Exercise goal.
Only a number is wanted: how many lines in the listing contain the word "zansèt"?

Recorded data.
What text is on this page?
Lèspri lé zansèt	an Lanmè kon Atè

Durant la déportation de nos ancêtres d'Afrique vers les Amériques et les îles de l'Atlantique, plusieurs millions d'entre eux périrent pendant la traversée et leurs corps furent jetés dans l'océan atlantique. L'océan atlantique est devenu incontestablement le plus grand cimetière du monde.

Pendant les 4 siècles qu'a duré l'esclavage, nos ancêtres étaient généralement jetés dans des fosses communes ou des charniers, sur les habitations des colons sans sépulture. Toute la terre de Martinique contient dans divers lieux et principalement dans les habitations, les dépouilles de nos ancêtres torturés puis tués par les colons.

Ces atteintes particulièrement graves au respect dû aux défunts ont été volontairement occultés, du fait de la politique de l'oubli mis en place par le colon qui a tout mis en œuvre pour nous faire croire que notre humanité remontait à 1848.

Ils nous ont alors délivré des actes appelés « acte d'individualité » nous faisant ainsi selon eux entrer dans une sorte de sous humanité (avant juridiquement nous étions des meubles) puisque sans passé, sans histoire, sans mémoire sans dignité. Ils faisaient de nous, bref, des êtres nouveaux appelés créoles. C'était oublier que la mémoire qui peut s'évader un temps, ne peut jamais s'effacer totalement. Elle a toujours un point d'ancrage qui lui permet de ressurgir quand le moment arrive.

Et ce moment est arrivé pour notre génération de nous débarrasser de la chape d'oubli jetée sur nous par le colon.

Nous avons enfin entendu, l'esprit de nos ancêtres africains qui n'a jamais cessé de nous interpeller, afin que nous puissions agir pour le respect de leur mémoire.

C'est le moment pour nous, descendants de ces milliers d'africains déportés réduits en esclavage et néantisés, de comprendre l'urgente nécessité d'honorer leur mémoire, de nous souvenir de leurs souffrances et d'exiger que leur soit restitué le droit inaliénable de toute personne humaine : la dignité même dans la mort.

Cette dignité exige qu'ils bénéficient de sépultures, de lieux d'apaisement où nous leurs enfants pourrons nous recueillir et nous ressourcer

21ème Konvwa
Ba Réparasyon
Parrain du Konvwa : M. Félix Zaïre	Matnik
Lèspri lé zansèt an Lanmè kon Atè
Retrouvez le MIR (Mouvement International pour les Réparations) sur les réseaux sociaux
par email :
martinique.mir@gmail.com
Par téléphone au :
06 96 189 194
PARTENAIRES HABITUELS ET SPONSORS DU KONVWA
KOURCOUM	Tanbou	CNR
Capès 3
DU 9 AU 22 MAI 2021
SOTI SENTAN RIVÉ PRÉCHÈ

Response to the exercise.
2